[TO DO]: Output every entry exactly as written, skipping any pictures.

►

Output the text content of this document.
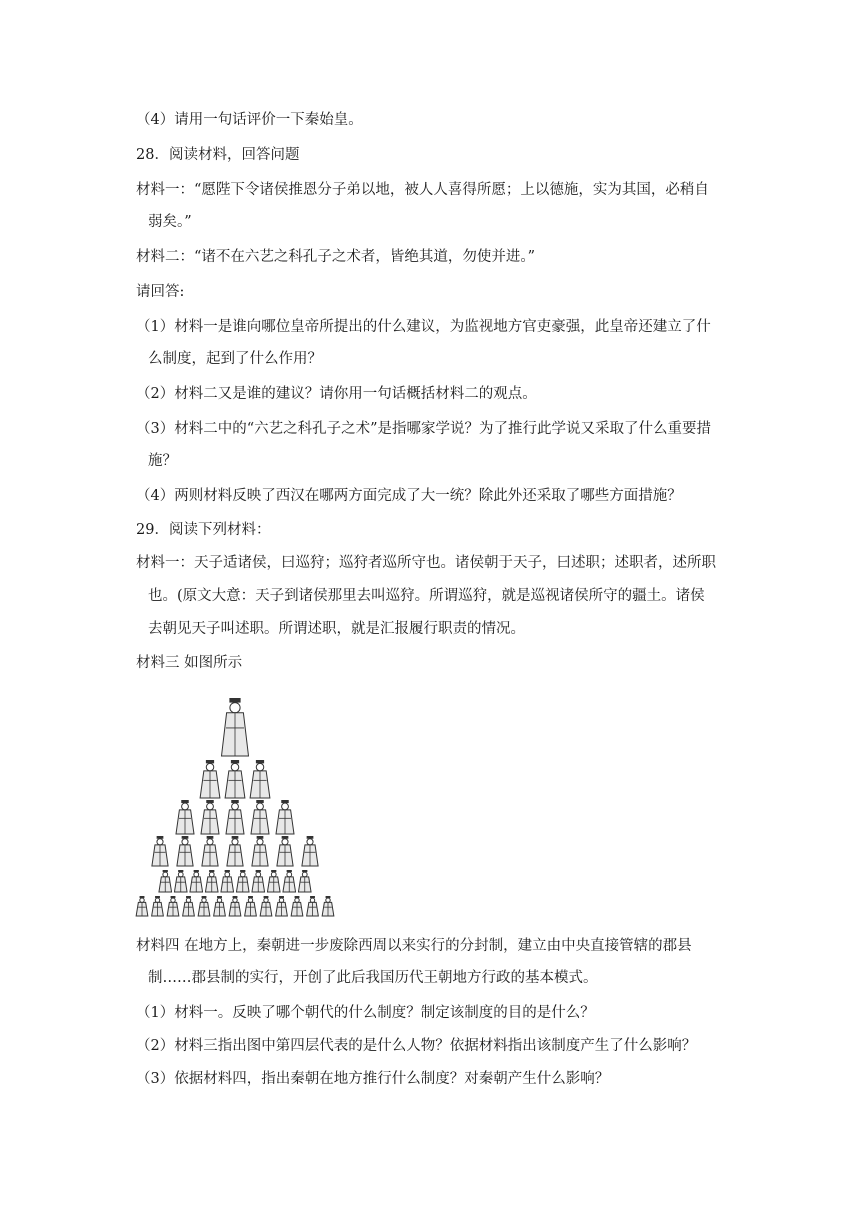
（4）请用一句话评价一下秦始皇。
28．阅读材料，回答问题
材料一：“愿陛下令诸侯推恩分子弟以地，被人人喜得所愿；上以德施，实为其国，必稍自
弱矣。”
材料二：“诸不在六艺之科孔子之术者，皆绝其道，勿使并进。”
请回答:
（1）材料一是谁向哪位皇帝所提出的什么建议，为监视地方官吏豪强，此皇帝还建立了什
么制度，起到了什么作用？
（2）材料二又是谁的建议？请你用一句话概括材料二的观点。
（3）材料二中的“六艺之科孔子之术”是指哪家学说？为了推行此学说又采取了什么重要措
施？
（4）两则材料反映了西汉在哪两方面完成了大一统？除此外还采取了哪些方面措施？
29．阅读下列材料：
材料一：天子适诸侯，曰巡狩；巡狩者巡所守也。诸侯朝于天子，曰述职；述职者，述所职
也。(原文大意：天子到诸侯那里去叫巡狩。所谓巡狩，就是巡视诸侯所守的疆土。诸侯
去朝见天子叫述职。所谓述职，就是汇报履行职责的情况。
材料三 如图所示
材料四 在地方上，秦朝进一步废除西周以来实行的分封制，建立由中央直接管辖的郡县
制……郡县制的实行，开创了此后我国历代王朝地方行政的基本模式。
（1）材料一。反映了哪个朝代的什么制度？制定该制度的目的是什么？
（2）材料三指出图中第四层代表的是什么人物？依据材料指出该制度产生了什么影响？
（3）依据材料四，指出秦朝在地方推行什么制度？对秦朝产生什么影响？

◄

[RESULT]:
Output the text content of this document.
（4）请用一句话评价一下秦始皇。
28．阅读材料，回答问题
材料一：“愿陛下令诸侯推恩分子弟以地，被人人喜得所愿；上以德施，实为其国，必稍自
弱矣。”
材料二：“诸不在六艺之科孔子之术者，皆绝其道，勿使并进。”
请回答:
（1）材料一是谁向哪位皇帝所提出的什么建议，为监视地方官吏豪强，此皇帝还建立了什
么制度，起到了什么作用？
（2）材料二又是谁的建议？请你用一句话概括材料二的观点。
（3）材料二中的“六艺之科孔子之术”是指哪家学说？为了推行此学说又采取了什么重要措
施？
（4）两则材料反映了西汉在哪两方面完成了大一统？除此外还采取了哪些方面措施？
29．阅读下列材料：
材料一：天子适诸侯，曰巡狩；巡狩者巡所守也。诸侯朝于天子，曰述职；述职者，述所职
也。(原文大意：天子到诸侯那里去叫巡狩。所谓巡狩，就是巡视诸侯所守的疆土。诸侯
去朝见天子叫述职。所谓述职，就是汇报履行职责的情况。
材料三 如图所示
材料四 在地方上，秦朝进一步废除西周以来实行的分封制，建立由中央直接管辖的郡县
制……郡县制的实行，开创了此后我国历代王朝地方行政的基本模式。
（1）材料一。反映了哪个朝代的什么制度？制定该制度的目的是什么？
（2）材料三指出图中第四层代表的是什么人物？依据材料指出该制度产生了什么影响？
（3）依据材料四，指出秦朝在地方推行什么制度？对秦朝产生什么影响？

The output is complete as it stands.